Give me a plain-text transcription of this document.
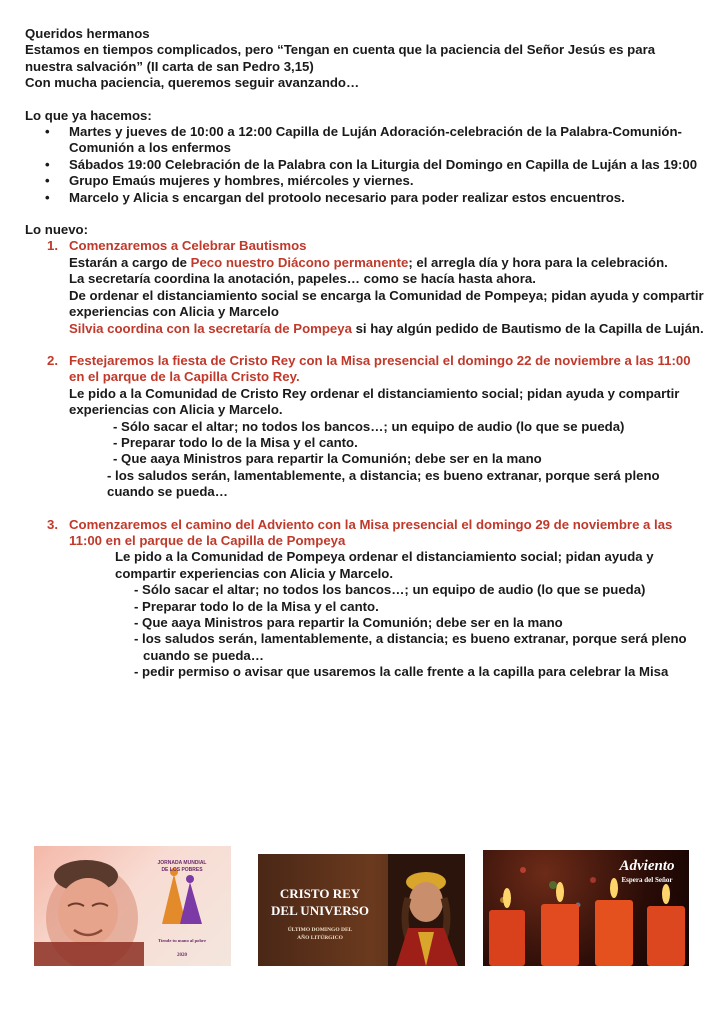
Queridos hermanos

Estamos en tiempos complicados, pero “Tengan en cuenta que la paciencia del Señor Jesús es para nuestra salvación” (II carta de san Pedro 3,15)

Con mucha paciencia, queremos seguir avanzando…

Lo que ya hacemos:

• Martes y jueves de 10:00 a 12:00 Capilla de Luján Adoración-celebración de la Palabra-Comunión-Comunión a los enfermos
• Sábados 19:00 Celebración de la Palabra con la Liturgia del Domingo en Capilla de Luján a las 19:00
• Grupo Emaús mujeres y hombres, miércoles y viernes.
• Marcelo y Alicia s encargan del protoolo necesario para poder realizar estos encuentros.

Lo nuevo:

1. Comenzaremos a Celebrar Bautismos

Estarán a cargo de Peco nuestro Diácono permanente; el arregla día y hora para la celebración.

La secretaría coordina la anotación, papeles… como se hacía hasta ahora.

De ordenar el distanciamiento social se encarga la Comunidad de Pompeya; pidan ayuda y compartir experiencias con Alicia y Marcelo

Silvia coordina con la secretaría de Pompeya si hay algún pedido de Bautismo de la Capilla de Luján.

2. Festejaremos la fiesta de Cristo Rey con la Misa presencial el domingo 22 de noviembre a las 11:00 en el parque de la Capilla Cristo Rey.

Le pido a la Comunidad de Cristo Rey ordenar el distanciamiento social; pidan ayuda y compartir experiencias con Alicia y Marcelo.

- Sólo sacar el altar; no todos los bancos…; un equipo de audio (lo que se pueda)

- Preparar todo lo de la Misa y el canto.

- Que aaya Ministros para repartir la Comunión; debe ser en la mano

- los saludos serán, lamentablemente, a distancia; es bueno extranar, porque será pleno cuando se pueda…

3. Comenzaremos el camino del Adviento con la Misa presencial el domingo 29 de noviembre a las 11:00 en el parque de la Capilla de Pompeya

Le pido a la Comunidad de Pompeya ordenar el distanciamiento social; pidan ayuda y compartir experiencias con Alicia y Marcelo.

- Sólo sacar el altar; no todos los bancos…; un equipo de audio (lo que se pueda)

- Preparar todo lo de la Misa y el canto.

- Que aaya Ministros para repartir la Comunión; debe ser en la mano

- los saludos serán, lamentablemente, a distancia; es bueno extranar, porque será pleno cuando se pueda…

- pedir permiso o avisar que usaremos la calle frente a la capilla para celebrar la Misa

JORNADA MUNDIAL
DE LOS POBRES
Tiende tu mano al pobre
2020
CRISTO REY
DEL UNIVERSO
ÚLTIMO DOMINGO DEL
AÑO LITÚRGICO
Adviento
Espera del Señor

Instructions to follow -> Filter the data, keeping only the lines that contain "parque".

Answer ->
2. Festejaremos la fiesta de Cristo Rey con la Misa presencial el domingo 22 de noviembre a las 11:00 en el parque de la Capilla Cristo Rey.
3. Comenzaremos el camino del Adviento con la Misa presencial el domingo 29 de noviembre a las 11:00 en el parque de la Capilla de Pompeya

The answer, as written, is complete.